WHAT THE TASK ASKS:
Write out the following lines word for word.

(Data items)
..............................

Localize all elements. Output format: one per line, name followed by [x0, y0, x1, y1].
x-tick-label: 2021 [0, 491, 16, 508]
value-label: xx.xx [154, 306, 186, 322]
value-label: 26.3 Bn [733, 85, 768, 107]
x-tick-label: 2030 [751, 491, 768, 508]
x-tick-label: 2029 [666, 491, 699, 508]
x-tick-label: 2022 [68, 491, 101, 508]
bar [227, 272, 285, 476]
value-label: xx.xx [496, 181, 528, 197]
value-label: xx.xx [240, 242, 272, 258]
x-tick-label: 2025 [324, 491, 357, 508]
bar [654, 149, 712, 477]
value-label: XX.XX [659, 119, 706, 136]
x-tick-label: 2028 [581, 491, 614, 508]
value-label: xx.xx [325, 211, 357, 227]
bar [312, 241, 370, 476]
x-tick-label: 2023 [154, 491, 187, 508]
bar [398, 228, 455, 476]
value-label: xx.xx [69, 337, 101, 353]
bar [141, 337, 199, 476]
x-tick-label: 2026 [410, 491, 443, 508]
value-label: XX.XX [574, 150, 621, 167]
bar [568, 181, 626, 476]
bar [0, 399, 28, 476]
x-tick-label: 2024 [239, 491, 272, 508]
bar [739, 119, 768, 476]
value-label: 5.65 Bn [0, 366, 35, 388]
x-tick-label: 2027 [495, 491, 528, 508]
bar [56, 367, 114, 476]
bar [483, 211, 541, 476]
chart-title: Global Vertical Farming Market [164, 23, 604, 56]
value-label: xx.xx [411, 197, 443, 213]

..............................

TASK ANSWER:
Localize all elements. Output format: one per line, name followed by [x0, y0, x1, y1].
x-tick-label: 2021 [0, 491, 16, 508]
value-label: xx.xx [154, 306, 186, 322]
value-label: 26.3 Bn [733, 85, 768, 107]
x-tick-label: 2030 [751, 491, 768, 508]
x-tick-label: 2029 [666, 491, 699, 508]
x-tick-label: 2022 [68, 491, 101, 508]
bar [227, 272, 285, 476]
value-label: xx.xx [496, 181, 528, 197]
value-label: xx.xx [240, 242, 272, 258]
x-tick-label: 2025 [324, 491, 357, 508]
bar [654, 149, 712, 477]
value-label: XX.XX [659, 119, 706, 136]
x-tick-label: 2028 [581, 491, 614, 508]
value-label: xx.xx [325, 211, 357, 227]
bar [312, 241, 370, 476]
x-tick-label: 2023 [154, 491, 187, 508]
bar [398, 228, 455, 476]
value-label: xx.xx [69, 337, 101, 353]
bar [141, 337, 199, 476]
x-tick-label: 2026 [410, 491, 443, 508]
value-label: XX.XX [574, 150, 621, 167]
bar [568, 181, 626, 476]
bar [0, 399, 28, 476]
x-tick-label: 2024 [239, 491, 272, 508]
bar [739, 119, 768, 476]
value-label: 5.65 Bn [0, 366, 35, 388]
x-tick-label: 2027 [495, 491, 528, 508]
bar [56, 367, 114, 476]
bar [483, 211, 541, 476]
chart-title: Global Vertical Farming Market [164, 23, 604, 56]
value-label: xx.xx [411, 197, 443, 213]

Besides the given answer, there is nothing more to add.